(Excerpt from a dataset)
....
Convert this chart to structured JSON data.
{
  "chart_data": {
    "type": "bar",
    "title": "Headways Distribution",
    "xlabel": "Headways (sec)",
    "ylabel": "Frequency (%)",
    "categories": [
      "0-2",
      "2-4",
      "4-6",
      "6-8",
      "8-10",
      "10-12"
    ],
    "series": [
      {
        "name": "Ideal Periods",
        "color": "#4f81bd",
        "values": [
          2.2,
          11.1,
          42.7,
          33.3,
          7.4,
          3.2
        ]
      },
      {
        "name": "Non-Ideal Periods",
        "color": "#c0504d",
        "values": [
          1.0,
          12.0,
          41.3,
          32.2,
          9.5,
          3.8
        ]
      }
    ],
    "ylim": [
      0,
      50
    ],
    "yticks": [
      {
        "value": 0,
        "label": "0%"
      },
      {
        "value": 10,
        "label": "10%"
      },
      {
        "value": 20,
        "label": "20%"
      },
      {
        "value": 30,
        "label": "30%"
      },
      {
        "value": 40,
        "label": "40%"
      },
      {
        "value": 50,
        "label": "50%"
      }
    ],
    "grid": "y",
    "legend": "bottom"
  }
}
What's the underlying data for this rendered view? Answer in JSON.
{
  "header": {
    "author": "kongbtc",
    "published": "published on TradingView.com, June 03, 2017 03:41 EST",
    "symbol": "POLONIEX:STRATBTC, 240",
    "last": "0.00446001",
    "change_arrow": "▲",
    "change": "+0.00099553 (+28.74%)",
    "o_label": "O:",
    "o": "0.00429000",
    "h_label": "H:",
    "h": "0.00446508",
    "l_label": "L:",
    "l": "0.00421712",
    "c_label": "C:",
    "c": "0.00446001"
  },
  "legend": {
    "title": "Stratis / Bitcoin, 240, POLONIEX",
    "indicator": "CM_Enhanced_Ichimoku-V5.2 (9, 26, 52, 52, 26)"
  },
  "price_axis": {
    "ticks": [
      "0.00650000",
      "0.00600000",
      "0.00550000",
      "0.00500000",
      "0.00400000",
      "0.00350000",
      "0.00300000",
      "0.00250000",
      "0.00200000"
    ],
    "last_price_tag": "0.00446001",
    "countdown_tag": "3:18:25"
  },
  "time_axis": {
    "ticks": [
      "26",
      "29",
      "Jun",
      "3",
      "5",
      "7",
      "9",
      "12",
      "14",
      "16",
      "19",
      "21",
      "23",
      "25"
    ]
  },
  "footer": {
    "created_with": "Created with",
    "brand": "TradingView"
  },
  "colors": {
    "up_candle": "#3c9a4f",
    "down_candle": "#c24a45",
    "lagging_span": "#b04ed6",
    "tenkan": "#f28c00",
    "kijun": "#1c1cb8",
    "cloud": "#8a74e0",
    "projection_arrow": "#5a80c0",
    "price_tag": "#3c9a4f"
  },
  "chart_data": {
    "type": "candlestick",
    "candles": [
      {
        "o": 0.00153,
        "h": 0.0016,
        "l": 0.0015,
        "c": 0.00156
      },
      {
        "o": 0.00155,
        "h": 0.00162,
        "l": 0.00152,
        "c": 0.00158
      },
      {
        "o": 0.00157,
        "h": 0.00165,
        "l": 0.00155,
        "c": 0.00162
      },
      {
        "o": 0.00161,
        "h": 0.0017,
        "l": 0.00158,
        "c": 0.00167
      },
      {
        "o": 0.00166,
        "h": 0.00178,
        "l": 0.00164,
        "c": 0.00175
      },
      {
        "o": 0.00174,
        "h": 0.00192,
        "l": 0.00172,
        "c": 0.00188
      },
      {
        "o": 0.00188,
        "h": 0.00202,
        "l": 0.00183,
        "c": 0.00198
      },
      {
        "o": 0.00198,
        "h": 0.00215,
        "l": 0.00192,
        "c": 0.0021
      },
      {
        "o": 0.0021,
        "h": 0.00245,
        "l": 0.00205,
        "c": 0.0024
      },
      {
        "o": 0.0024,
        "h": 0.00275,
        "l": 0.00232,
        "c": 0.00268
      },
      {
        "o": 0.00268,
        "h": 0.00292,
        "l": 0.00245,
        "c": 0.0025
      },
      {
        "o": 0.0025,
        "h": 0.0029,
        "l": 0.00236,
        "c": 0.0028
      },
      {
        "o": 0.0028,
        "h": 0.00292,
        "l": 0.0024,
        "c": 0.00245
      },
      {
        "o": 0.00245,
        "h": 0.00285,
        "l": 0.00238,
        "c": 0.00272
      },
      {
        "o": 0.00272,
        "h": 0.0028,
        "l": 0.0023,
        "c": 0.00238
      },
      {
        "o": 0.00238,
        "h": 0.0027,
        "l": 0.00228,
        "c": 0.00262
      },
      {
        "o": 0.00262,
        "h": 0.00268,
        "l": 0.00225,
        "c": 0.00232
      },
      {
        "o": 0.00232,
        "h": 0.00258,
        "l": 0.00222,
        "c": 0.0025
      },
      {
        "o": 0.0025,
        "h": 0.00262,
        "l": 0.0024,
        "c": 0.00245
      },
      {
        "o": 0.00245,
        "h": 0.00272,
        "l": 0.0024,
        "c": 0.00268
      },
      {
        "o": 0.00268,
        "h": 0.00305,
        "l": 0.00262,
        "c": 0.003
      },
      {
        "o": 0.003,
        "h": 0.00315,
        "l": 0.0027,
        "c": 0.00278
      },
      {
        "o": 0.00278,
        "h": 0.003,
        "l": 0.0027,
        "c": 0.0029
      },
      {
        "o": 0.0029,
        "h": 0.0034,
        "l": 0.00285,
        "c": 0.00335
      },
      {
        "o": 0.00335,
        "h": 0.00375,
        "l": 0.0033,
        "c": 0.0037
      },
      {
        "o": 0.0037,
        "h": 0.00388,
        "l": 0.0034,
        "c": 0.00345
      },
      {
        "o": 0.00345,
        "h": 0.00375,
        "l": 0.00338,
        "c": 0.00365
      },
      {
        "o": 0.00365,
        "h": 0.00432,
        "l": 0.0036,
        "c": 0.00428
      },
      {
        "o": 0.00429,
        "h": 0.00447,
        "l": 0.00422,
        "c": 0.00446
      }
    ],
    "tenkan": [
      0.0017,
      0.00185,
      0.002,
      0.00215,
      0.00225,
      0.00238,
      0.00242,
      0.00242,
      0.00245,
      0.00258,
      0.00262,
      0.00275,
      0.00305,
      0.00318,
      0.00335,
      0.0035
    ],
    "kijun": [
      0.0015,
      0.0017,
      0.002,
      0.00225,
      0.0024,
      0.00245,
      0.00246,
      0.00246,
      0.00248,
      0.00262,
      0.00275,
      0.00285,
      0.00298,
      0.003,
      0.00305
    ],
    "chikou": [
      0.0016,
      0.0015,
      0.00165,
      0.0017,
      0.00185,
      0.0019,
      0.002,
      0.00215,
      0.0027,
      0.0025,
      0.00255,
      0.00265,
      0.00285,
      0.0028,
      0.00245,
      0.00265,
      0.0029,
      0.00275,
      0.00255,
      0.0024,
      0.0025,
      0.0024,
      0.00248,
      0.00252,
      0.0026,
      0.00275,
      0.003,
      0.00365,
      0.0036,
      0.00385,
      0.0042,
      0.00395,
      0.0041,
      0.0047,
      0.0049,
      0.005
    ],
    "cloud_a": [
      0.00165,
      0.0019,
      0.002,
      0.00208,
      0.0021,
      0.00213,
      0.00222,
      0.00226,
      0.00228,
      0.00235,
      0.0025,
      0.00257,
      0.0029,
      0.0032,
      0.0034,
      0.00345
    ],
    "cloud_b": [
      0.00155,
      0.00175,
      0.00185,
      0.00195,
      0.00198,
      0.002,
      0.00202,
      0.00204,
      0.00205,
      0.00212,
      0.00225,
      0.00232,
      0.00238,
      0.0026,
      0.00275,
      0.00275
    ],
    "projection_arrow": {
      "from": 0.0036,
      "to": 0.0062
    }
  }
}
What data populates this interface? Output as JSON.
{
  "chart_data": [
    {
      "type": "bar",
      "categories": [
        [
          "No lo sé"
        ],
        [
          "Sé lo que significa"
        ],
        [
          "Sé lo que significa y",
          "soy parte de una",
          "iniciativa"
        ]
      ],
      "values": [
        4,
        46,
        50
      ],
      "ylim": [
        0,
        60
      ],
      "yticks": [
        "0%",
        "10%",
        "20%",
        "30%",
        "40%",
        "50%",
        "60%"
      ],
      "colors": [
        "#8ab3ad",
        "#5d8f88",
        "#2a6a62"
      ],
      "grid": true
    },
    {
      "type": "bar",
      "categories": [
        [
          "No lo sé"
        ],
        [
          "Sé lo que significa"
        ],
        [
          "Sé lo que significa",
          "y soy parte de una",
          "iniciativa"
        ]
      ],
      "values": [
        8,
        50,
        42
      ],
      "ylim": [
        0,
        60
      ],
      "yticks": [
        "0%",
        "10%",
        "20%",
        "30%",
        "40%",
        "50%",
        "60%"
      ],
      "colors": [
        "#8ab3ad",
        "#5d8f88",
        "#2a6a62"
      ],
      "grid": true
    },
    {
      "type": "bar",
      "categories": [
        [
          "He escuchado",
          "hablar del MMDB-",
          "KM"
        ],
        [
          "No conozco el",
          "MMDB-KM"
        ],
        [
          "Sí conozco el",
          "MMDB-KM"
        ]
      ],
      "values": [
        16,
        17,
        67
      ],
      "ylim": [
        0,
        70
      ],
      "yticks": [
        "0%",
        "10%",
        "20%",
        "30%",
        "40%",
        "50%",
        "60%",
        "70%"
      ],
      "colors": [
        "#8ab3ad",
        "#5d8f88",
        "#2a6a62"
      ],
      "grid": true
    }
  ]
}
....
## [DESCRIPTION OF THE TASK]
Find the string "JSON" in the records, then copy each line where it occurs.

## [OUTPUT FOR THIS EXERCISE]
Convert this chart to structured JSON data.
What's the underlying data for this rendered view? Answer in JSON.
What data populates this interface? Output as JSON.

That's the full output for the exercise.